## SHORT PROBLEM
Without the images, print all the entries below exactly as given.

>> START DATA FOR THIS EXERCISE

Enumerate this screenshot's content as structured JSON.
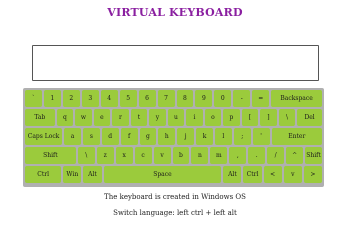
{
  "header": {
    "title": "VIRTUAL KEYBOARD"
  },
  "textarea": {
    "value": ""
  },
  "keyboard": {
    "row1": [
      "`",
      "1",
      "2",
      "3",
      "4",
      "5",
      "6",
      "7",
      "8",
      "9",
      "0",
      "-",
      "=",
      "Backspace"
    ],
    "row2": [
      "Tab",
      "q",
      "w",
      "e",
      "r",
      "t",
      "y",
      "u",
      "i",
      "o",
      "p",
      "[",
      "]",
      "\\",
      "Del"
    ],
    "row3": [
      "Caps Lock",
      "a",
      "s",
      "d",
      "f",
      "g",
      "h",
      "j",
      "k",
      "l",
      ";",
      "'",
      "Enter"
    ],
    "row4": [
      "Shift",
      "\\",
      "z",
      "x",
      "c",
      "v",
      "b",
      "n",
      "m",
      ",",
      ".",
      "/",
      "^",
      "Shift"
    ],
    "row5": [
      "Ctrl",
      "Win",
      "Alt",
      "Space",
      "Alt",
      "Ctrl",
      "<",
      "v",
      ">"
    ]
  },
  "footer": {
    "line1": "The keyboard is created in Windows OS",
    "line2": "Switch language: left ctrl + left alt"
  },
  "colors": {
    "key": "#9bcb3c",
    "title": "#8a1fa0",
    "keyboard_bg": "#b0b0b0"
  }
}
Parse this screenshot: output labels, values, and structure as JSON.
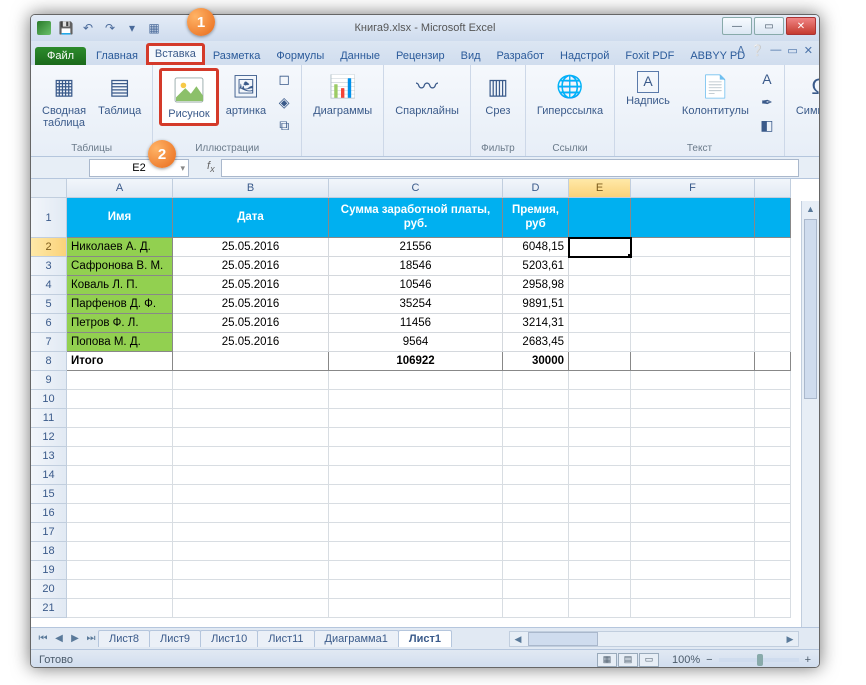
{
  "title": "Книга9.xlsx - Microsoft Excel",
  "tabs": {
    "file": "Файл",
    "home": "Главная",
    "insert": "Вставка",
    "layout": "Разметка",
    "formulas": "Формулы",
    "data": "Данные",
    "review": "Рецензир",
    "view": "Вид",
    "dev": "Разработ",
    "addins": "Надстрой",
    "foxit": "Foxit PDF",
    "abbyy": "ABBYY PD"
  },
  "ribbon": {
    "pivot": "Сводная\nтаблица",
    "table": "Таблица",
    "picture": "Рисунок",
    "clipart": "артинка",
    "charts": "Диаграммы",
    "sparklines": "Спарклайны",
    "slicer": "Срез",
    "link": "Гиперссылка",
    "textbox": "Надпись",
    "headerfooter": "Колонтитулы",
    "symbols": "Символы",
    "grp_tables": "Таблицы",
    "grp_illus": "Иллюстрации",
    "grp_filter": "Фильтр",
    "grp_links": "Ссылки",
    "grp_text": "Текст"
  },
  "namebox": "E2",
  "columns": [
    "A",
    "B",
    "C",
    "D",
    "E",
    "F"
  ],
  "headers": {
    "name": "Имя",
    "date": "Дата",
    "sum": "Сумма заработной платы, руб.",
    "bonus": "Премия, руб"
  },
  "rows": [
    {
      "n": "2",
      "name": "Николаев А. Д.",
      "date": "25.05.2016",
      "sum": "21556",
      "bonus": "6048,15"
    },
    {
      "n": "3",
      "name": "Сафронова В. М.",
      "date": "25.05.2016",
      "sum": "18546",
      "bonus": "5203,61"
    },
    {
      "n": "4",
      "name": "Коваль Л. П.",
      "date": "25.05.2016",
      "sum": "10546",
      "bonus": "2958,98"
    },
    {
      "n": "5",
      "name": "Парфенов Д. Ф.",
      "date": "25.05.2016",
      "sum": "35254",
      "bonus": "9891,51"
    },
    {
      "n": "6",
      "name": "Петров Ф. Л.",
      "date": "25.05.2016",
      "sum": "11456",
      "bonus": "3214,31"
    },
    {
      "n": "7",
      "name": "Попова М. Д.",
      "date": "25.05.2016",
      "sum": "9564",
      "bonus": "2683,45"
    }
  ],
  "total": {
    "n": "8",
    "label": "Итого",
    "sum": "106922",
    "bonus": "30000"
  },
  "empty_rows": [
    "9",
    "10",
    "11",
    "12",
    "13",
    "14",
    "15",
    "16",
    "17",
    "18",
    "19",
    "20",
    "21"
  ],
  "sheets": [
    "Лист8",
    "Лист9",
    "Лист10",
    "Лист11",
    "Диаграмма1",
    "Лист1"
  ],
  "status": "Готово",
  "zoom": "100%",
  "callouts": {
    "c1": "1",
    "c2": "2"
  }
}
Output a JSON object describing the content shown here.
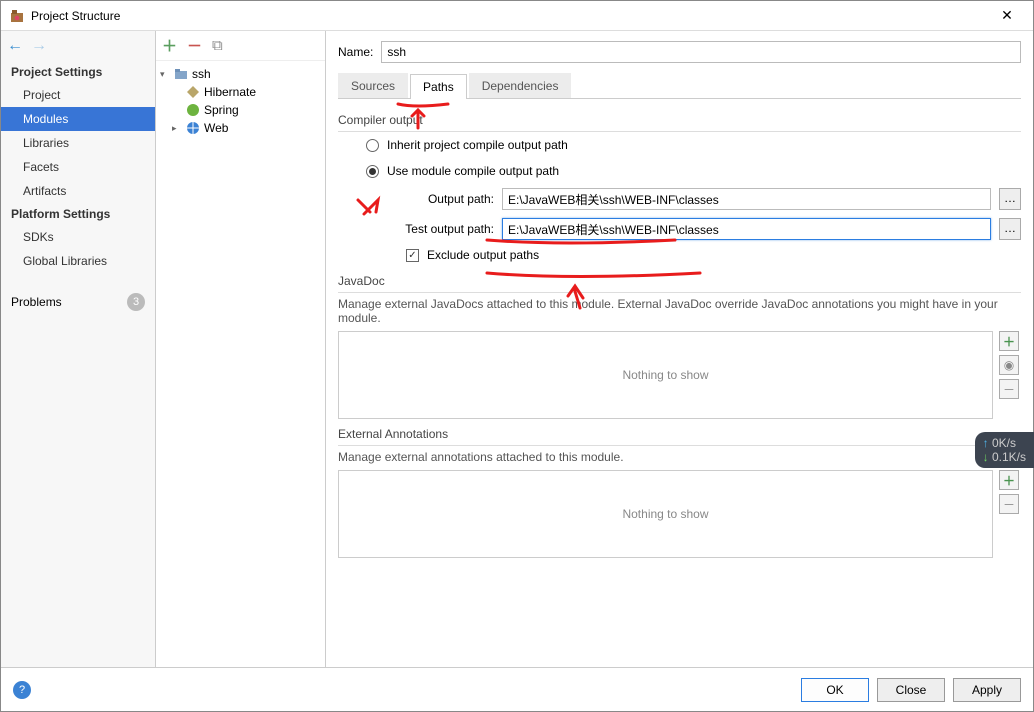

>> END DATA FOR THIS EXERCISE

## SOLUTION FOR THIS TASK
Enumerate this screenshot's content as structured JSON.
{
  "header": {
    "title": "VIRTUAL KEYBOARD"
  },
  "textarea": {
    "value": ""
  },
  "keyboard": {
    "row1": [
      "`",
      "1",
      "2",
      "3",
      "4",
      "5",
      "6",
      "7",
      "8",
      "9",
      "0",
      "-",
      "=",
      "Backspace"
    ],
    "row2": [
      "Tab",
      "q",
      "w",
      "e",
      "r",
      "t",
      "y",
      "u",
      "i",
      "o",
      "p",
      "[",
      "]",
      "\\",
      "Del"
    ],
    "row3": [
      "Caps Lock",
      "a",
      "s",
      "d",
      "f",
      "g",
      "h",
      "j",
      "k",
      "l",
      ";",
      "'",
      "Enter"
    ],
    "row4": [
      "Shift",
      "\\",
      "z",
      "x",
      "c",
      "v",
      "b",
      "n",
      "m",
      ",",
      ".",
      "/",
      "^",
      "Shift"
    ],
    "row5": [
      "Ctrl",
      "Win",
      "Alt",
      "Space",
      "Alt",
      "Ctrl",
      "<",
      "v",
      ">"
    ]
  },
  "footer": {
    "line1": "The keyboard is created in Windows OS",
    "line2": "Switch language: left ctrl + left alt"
  },
  "colors": {
    "key": "#9bcb3c",
    "title": "#8a1fa0",
    "keyboard_bg": "#b0b0b0"
  }
}
Parse this screenshot: output labels, values, and structure as JSON.
{
  "title": "Книга9.xlsx - Microsoft Excel",
  "tabs": {
    "file": "Файл",
    "home": "Главная",
    "insert": "Вставка",
    "layout": "Разметка",
    "formulas": "Формулы",
    "data": "Данные",
    "review": "Рецензир",
    "view": "Вид",
    "dev": "Разработ",
    "addins": "Надстрой",
    "foxit": "Foxit PDF",
    "abbyy": "ABBYY PD"
  },
  "ribbon": {
    "pivot": "Сводная\nтаблица",
    "table": "Таблица",
    "picture": "Рисунок",
    "clipart": "артинка",
    "charts": "Диаграммы",
    "sparklines": "Спарклайны",
    "slicer": "Срез",
    "link": "Гиперссылка",
    "textbox": "Надпись",
    "headerfooter": "Колонтитулы",
    "symbols": "Символы",
    "grp_tables": "Таблицы",
    "grp_illus": "Иллюстрации",
    "grp_filter": "Фильтр",
    "grp_links": "Ссылки",
    "grp_text": "Текст"
  },
  "namebox": "E2",
  "columns": [
    "A",
    "B",
    "C",
    "D",
    "E",
    "F"
  ],
  "headers": {
    "name": "Имя",
    "date": "Дата",
    "sum": "Сумма заработной платы, руб.",
    "bonus": "Премия, руб"
  },
  "rows": [
    {
      "n": "2",
      "name": "Николаев А. Д.",
      "date": "25.05.2016",
      "sum": "21556",
      "bonus": "6048,15"
    },
    {
      "n": "3",
      "name": "Сафронова В. М.",
      "date": "25.05.2016",
      "sum": "18546",
      "bonus": "5203,61"
    },
    {
      "n": "4",
      "name": "Коваль Л. П.",
      "date": "25.05.2016",
      "sum": "10546",
      "bonus": "2958,98"
    },
    {
      "n": "5",
      "name": "Парфенов Д. Ф.",
      "date": "25.05.2016",
      "sum": "35254",
      "bonus": "9891,51"
    },
    {
      "n": "6",
      "name": "Петров Ф. Л.",
      "date": "25.05.2016",
      "sum": "11456",
      "bonus": "3214,31"
    },
    {
      "n": "7",
      "name": "Попова М. Д.",
      "date": "25.05.2016",
      "sum": "9564",
      "bonus": "2683,45"
    }
  ],
  "total": {
    "n": "8",
    "label": "Итого",
    "sum": "106922",
    "bonus": "30000"
  },
  "empty_rows": [
    "9",
    "10",
    "11",
    "12",
    "13",
    "14",
    "15",
    "16",
    "17",
    "18",
    "19",
    "20",
    "21"
  ],
  "sheets": [
    "Лист8",
    "Лист9",
    "Лист10",
    "Лист11",
    "Диаграмма1",
    "Лист1"
  ],
  "status": "Готово",
  "zoom": "100%",
  "callouts": {
    "c1": "1",
    "c2": "2"
  }
}
Output a JSON object describing the content shown here.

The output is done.